#### Stated problem:
Give the number of lines that include the string "JSON", nothing more.

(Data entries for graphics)
- - -

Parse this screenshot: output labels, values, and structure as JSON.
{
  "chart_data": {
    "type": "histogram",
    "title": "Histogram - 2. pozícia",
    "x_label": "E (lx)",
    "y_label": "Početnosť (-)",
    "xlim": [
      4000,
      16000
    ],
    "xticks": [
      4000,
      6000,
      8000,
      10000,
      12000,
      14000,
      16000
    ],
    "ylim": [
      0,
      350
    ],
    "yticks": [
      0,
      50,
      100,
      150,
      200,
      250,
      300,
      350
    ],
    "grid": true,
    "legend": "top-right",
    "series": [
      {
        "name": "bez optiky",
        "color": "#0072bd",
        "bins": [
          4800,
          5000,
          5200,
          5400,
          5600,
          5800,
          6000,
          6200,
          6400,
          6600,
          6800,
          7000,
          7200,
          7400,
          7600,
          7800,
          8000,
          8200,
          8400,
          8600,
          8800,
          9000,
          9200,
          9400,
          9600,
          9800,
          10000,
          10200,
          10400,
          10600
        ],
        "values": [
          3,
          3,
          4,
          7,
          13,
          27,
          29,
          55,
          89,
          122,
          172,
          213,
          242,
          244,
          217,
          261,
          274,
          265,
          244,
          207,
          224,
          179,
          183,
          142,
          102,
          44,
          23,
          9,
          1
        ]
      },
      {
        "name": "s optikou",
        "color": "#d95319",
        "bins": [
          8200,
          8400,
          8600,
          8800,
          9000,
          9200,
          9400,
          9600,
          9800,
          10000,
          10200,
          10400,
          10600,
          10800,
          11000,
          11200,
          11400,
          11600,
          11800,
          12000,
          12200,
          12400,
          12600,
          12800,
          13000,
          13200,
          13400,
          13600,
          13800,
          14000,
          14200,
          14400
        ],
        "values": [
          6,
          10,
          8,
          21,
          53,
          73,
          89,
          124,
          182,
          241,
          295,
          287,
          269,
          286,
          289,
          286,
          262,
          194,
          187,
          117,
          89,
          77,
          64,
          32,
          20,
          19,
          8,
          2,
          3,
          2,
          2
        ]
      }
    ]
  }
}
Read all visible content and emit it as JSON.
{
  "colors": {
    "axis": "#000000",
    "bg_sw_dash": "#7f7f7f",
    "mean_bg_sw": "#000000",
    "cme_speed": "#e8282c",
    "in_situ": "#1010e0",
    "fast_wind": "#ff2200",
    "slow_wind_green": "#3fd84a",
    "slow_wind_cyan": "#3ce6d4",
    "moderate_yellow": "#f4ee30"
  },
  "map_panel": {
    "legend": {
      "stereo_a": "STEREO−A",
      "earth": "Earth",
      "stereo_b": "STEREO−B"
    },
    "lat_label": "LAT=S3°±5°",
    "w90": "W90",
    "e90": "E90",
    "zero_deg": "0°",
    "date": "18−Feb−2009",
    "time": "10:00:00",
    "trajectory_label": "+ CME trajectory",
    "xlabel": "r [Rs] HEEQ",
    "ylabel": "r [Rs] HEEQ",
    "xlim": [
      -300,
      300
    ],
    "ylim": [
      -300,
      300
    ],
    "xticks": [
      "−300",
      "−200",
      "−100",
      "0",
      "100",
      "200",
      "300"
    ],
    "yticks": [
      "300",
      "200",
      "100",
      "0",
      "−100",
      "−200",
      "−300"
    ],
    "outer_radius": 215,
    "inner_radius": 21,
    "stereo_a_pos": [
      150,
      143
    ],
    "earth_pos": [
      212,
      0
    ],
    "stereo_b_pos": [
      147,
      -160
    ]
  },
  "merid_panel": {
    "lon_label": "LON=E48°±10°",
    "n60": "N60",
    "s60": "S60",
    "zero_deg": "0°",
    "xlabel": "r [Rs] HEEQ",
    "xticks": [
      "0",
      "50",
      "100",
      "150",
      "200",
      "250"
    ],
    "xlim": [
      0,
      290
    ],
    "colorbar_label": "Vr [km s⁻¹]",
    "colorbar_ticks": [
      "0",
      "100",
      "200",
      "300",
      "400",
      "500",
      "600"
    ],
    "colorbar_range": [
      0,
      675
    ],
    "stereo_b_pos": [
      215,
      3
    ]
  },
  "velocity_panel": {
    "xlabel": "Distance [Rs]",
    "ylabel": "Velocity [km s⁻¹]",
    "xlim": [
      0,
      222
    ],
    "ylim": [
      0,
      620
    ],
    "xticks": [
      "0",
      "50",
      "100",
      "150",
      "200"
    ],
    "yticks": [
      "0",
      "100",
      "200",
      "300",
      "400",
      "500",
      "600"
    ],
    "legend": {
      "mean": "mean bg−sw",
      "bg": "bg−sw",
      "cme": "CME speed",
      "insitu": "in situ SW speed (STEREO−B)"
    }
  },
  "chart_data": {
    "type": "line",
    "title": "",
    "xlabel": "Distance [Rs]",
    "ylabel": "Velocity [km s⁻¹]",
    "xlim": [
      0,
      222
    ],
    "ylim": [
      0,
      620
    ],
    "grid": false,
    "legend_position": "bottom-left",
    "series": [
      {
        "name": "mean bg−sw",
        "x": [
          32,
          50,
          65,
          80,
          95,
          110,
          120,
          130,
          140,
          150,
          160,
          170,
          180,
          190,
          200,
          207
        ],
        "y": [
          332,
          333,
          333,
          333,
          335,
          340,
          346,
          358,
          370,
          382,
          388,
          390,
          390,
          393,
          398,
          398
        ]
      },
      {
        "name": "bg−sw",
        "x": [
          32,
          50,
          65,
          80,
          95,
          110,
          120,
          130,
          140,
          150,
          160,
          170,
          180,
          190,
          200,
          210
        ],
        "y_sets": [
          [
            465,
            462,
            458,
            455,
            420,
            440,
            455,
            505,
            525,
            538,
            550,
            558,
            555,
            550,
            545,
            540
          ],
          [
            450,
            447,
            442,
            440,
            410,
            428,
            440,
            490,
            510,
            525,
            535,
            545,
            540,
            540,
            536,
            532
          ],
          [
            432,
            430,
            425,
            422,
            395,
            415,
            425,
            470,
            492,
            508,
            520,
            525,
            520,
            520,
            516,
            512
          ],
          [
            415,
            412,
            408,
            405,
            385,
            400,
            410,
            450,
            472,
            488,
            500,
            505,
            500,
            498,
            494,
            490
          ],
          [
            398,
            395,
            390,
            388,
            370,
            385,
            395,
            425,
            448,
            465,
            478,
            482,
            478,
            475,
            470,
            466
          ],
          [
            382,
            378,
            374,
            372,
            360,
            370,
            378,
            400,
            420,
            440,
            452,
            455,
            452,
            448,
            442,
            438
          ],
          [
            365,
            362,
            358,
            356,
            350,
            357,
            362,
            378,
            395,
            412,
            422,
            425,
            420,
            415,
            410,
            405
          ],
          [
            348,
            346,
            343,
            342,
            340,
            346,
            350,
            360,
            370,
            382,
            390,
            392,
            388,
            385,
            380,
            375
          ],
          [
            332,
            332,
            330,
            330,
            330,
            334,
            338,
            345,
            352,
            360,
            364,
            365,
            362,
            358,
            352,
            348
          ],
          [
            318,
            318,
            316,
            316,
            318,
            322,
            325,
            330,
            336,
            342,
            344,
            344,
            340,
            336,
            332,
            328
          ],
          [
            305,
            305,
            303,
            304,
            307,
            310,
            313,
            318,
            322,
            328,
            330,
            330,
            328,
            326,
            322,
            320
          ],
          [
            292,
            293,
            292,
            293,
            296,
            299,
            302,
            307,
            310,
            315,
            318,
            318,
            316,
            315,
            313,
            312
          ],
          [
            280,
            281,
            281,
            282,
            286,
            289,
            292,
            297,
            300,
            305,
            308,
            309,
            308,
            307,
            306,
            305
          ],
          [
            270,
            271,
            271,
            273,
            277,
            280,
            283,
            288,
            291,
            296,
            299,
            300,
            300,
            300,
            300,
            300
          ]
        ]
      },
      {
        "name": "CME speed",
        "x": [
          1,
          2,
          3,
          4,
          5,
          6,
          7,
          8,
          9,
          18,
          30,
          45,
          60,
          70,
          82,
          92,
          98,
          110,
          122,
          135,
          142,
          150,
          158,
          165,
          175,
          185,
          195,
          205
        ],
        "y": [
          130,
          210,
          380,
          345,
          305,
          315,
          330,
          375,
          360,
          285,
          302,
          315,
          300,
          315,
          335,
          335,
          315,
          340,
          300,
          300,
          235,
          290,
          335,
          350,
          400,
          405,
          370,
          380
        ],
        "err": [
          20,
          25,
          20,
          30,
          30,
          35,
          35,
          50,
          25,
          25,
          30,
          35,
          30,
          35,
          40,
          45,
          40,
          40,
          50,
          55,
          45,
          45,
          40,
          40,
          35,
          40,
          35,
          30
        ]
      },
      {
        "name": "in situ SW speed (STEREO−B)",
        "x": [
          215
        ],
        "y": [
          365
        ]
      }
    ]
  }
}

- - -

#### Correct response:
2